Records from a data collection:
>> begin

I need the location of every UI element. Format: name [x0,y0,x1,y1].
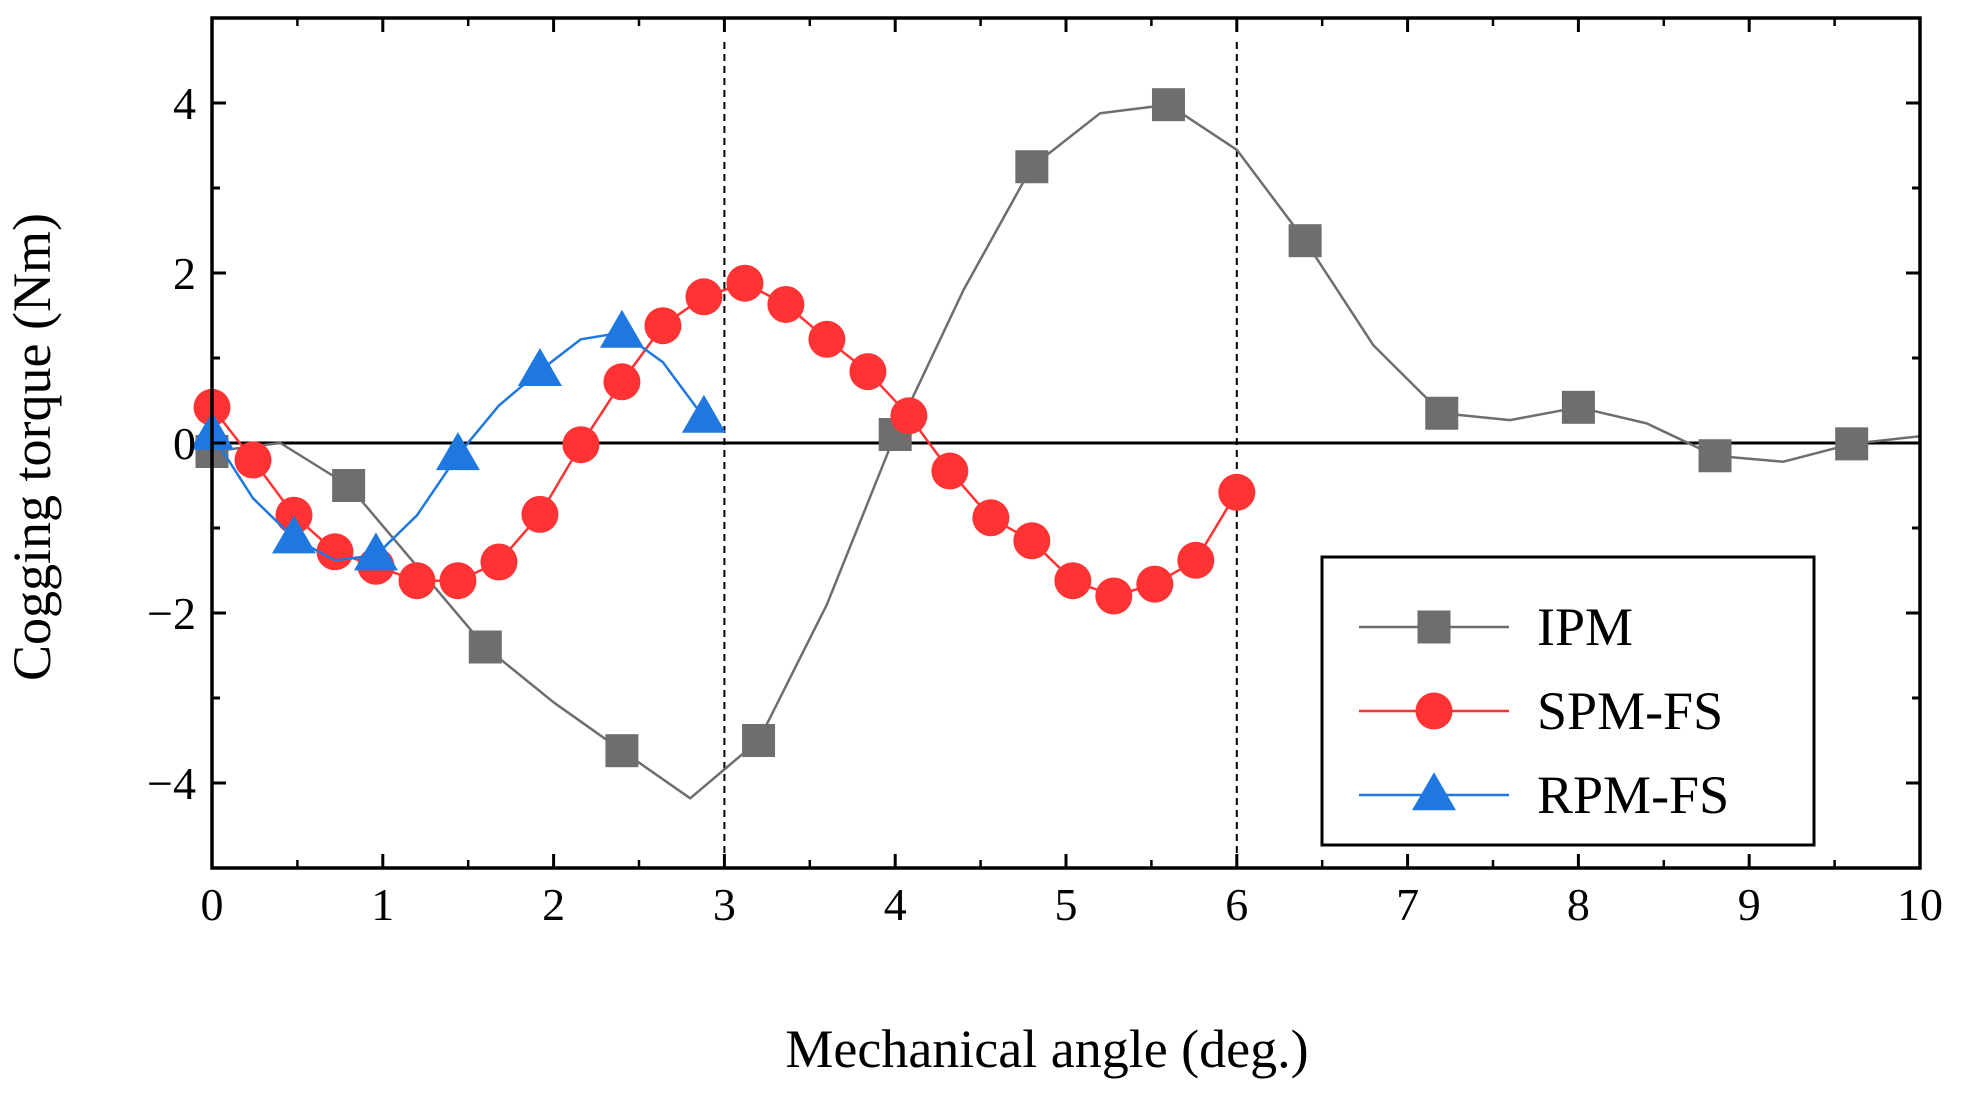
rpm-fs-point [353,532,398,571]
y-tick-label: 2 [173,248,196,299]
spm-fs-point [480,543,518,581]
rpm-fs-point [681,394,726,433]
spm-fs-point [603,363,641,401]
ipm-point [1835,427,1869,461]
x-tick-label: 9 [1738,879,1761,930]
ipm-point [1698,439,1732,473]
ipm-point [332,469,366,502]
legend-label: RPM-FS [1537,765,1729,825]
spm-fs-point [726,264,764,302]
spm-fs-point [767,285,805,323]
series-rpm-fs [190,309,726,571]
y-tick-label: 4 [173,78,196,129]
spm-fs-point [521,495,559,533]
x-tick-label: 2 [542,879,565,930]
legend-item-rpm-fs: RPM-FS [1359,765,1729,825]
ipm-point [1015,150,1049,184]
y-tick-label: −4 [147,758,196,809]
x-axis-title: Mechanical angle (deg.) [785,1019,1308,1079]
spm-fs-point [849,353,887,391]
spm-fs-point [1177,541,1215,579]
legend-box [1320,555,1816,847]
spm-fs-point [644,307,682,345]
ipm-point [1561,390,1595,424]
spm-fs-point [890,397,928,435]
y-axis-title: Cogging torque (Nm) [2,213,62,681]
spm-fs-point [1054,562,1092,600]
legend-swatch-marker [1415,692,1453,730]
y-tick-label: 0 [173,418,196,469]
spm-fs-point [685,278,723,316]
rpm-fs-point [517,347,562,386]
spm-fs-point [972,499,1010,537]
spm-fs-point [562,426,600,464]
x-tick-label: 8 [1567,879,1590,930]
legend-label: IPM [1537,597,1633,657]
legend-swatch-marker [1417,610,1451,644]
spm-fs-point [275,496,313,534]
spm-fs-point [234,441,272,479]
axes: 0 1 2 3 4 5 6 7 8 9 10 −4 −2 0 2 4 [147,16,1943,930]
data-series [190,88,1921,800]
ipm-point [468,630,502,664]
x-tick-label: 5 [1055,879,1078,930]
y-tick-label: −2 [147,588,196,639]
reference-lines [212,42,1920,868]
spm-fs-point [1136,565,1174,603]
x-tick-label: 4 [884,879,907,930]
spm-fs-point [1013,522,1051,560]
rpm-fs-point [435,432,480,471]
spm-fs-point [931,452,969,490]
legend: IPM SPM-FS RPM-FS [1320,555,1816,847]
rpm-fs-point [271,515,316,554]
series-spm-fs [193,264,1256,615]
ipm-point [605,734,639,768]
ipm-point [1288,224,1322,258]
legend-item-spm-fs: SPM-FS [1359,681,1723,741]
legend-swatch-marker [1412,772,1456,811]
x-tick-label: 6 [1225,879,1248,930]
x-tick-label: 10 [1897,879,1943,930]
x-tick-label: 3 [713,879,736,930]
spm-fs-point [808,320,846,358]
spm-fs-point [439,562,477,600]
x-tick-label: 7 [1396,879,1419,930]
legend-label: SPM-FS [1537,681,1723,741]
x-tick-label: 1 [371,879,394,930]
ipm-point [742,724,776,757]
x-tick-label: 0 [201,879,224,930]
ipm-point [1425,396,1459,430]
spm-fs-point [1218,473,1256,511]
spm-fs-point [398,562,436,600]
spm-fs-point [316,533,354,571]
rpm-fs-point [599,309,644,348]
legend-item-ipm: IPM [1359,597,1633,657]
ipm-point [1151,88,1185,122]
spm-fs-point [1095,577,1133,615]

>> end
>> begin

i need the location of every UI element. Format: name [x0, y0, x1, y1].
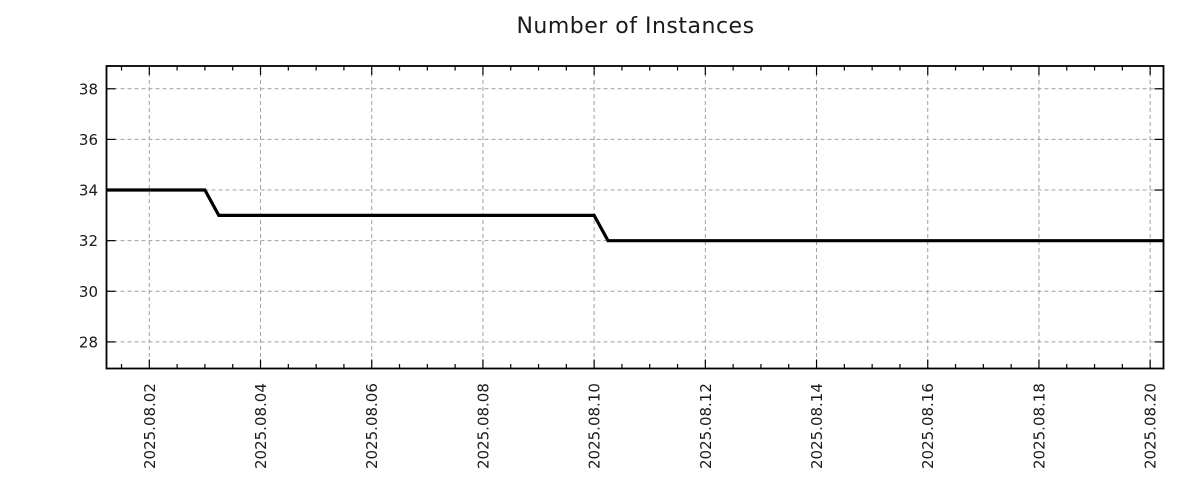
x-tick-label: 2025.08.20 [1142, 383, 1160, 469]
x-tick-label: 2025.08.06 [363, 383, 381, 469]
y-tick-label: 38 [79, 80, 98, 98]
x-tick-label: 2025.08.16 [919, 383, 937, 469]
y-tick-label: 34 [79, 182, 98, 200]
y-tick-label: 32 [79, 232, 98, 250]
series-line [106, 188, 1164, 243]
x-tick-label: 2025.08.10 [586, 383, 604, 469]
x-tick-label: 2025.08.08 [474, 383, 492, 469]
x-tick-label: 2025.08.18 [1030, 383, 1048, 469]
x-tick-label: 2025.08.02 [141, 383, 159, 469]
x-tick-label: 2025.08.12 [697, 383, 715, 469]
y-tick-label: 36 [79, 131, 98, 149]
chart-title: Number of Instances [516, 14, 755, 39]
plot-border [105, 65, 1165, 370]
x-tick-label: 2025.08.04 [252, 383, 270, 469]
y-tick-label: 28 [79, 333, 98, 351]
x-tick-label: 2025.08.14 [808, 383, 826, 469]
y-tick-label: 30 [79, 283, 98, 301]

>> end
>> begin

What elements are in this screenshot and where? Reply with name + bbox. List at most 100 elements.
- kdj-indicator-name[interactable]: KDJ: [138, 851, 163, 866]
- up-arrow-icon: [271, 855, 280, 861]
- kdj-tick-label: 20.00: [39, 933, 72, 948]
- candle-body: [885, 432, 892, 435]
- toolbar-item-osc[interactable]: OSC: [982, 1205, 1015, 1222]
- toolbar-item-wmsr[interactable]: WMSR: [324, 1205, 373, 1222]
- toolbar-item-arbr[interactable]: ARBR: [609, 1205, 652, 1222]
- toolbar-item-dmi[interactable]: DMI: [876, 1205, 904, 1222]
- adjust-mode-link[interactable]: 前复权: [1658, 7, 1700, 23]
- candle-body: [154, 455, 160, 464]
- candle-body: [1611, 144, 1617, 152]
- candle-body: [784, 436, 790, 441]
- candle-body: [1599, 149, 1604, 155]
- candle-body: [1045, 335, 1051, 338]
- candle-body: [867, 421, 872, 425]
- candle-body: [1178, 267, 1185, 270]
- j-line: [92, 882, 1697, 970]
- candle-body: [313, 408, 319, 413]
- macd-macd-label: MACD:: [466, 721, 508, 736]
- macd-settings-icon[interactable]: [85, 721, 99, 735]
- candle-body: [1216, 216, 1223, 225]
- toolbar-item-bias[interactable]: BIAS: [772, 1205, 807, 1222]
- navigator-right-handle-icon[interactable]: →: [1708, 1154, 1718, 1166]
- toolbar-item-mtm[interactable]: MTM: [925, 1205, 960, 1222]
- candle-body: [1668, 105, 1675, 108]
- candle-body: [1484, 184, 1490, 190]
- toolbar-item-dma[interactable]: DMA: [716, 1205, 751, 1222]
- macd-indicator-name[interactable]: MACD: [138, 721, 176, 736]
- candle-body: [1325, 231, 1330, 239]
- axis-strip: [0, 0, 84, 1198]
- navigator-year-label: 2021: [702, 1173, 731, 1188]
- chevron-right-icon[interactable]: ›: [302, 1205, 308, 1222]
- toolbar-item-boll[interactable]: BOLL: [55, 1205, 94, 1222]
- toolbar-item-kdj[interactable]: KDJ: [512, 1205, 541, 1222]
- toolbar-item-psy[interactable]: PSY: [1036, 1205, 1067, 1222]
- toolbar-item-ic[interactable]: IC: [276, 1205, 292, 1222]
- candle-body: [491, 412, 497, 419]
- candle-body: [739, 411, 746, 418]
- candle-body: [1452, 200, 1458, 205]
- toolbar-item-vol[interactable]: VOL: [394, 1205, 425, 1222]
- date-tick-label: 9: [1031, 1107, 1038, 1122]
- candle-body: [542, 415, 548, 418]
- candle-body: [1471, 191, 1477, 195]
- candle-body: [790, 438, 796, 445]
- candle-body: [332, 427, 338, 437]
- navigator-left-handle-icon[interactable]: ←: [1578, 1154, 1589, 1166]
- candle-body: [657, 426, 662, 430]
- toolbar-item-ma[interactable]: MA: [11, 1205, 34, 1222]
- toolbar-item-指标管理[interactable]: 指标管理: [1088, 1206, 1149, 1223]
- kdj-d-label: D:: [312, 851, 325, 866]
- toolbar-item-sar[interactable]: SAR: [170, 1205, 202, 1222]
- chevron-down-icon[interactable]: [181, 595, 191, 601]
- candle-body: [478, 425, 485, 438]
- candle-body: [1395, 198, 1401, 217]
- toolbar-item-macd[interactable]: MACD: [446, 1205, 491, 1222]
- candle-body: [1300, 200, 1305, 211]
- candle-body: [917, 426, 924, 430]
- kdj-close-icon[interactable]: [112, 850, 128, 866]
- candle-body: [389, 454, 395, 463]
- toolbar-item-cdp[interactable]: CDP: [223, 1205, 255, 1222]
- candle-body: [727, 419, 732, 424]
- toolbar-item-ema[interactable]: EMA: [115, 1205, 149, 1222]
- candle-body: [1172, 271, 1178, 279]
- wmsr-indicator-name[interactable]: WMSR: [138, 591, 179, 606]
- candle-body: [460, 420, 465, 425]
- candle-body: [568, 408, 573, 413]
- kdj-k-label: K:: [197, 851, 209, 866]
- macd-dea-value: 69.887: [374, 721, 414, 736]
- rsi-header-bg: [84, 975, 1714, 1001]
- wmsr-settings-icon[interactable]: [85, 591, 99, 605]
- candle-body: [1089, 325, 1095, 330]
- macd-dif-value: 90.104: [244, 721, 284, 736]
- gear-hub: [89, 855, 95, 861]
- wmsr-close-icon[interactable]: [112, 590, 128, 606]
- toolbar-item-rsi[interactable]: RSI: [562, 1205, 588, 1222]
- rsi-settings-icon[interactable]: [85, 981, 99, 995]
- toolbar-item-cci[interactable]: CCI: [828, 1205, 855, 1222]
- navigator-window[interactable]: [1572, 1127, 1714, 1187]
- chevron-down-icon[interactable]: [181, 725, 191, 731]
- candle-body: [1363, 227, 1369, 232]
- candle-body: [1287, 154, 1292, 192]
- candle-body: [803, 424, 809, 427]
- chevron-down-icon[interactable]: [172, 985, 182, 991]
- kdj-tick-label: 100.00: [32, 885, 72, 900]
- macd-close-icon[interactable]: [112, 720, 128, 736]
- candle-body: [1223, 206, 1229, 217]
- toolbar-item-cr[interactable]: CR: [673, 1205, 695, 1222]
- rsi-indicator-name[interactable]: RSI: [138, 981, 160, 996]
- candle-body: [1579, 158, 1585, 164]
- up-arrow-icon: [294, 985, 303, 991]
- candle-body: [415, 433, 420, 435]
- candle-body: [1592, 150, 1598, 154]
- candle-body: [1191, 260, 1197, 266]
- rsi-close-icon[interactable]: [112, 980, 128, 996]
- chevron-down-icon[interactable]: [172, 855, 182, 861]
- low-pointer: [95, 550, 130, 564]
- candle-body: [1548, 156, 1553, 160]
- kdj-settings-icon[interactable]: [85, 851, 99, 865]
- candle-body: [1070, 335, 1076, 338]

>> end

TASK OBJECTIVE ::
Copy the entries above verbatim, starting at the line that contains "rpm-fs-point [353,532,398,571]" and ending at the line that contains "legend-label: RPM-FS [1537,765,1729,825]".

SOLUTION FOR THIS EXERCISE ::
rpm-fs-point [353,532,398,571]
y-tick-label: 2 [173,248,196,299]
spm-fs-point [480,543,518,581]
rpm-fs-point [681,394,726,433]
spm-fs-point [603,363,641,401]
ipm-point [1835,427,1869,461]
x-tick-label: 9 [1738,879,1761,930]
ipm-point [1698,439,1732,473]
ipm-point [332,469,366,502]
legend-label: RPM-FS [1537,765,1729,825]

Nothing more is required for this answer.